**** THE RECORDS
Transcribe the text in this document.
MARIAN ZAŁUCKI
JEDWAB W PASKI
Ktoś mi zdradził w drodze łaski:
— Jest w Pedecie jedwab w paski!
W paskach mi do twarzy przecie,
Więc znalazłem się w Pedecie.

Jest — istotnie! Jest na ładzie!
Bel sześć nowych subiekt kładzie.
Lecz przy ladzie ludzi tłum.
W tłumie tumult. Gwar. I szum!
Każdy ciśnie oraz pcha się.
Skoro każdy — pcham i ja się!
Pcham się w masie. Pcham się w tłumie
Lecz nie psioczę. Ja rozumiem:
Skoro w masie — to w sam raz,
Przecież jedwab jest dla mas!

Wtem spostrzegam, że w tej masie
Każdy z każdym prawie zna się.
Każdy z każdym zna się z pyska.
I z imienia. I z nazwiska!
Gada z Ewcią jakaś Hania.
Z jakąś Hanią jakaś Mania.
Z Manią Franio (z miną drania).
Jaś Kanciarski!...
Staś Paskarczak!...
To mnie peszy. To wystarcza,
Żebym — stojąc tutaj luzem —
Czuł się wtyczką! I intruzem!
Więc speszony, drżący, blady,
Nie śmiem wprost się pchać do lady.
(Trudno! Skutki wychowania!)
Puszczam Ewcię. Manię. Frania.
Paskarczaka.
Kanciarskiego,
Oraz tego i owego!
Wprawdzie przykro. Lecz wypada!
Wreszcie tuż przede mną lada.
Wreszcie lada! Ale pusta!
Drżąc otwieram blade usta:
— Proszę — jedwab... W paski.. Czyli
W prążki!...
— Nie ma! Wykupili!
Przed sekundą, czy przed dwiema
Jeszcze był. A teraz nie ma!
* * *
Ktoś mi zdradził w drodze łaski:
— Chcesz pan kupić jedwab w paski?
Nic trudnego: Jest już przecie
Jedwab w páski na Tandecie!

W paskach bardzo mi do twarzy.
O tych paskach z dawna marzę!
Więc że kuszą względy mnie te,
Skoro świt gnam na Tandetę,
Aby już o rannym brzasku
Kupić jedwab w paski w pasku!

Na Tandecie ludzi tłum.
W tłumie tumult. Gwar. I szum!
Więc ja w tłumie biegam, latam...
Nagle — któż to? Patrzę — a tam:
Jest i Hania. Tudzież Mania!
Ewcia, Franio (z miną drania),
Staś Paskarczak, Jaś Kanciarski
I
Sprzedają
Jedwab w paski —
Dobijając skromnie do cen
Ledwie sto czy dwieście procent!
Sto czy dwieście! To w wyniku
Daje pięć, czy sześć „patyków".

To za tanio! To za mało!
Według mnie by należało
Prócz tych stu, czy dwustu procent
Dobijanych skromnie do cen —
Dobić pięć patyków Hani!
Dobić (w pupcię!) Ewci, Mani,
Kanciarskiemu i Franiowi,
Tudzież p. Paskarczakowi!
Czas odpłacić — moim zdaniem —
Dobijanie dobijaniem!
********
WHAT THE TASK ASKS: Report only how many lines in the listing contain the string "Lecz".

FINAL RESULT: 3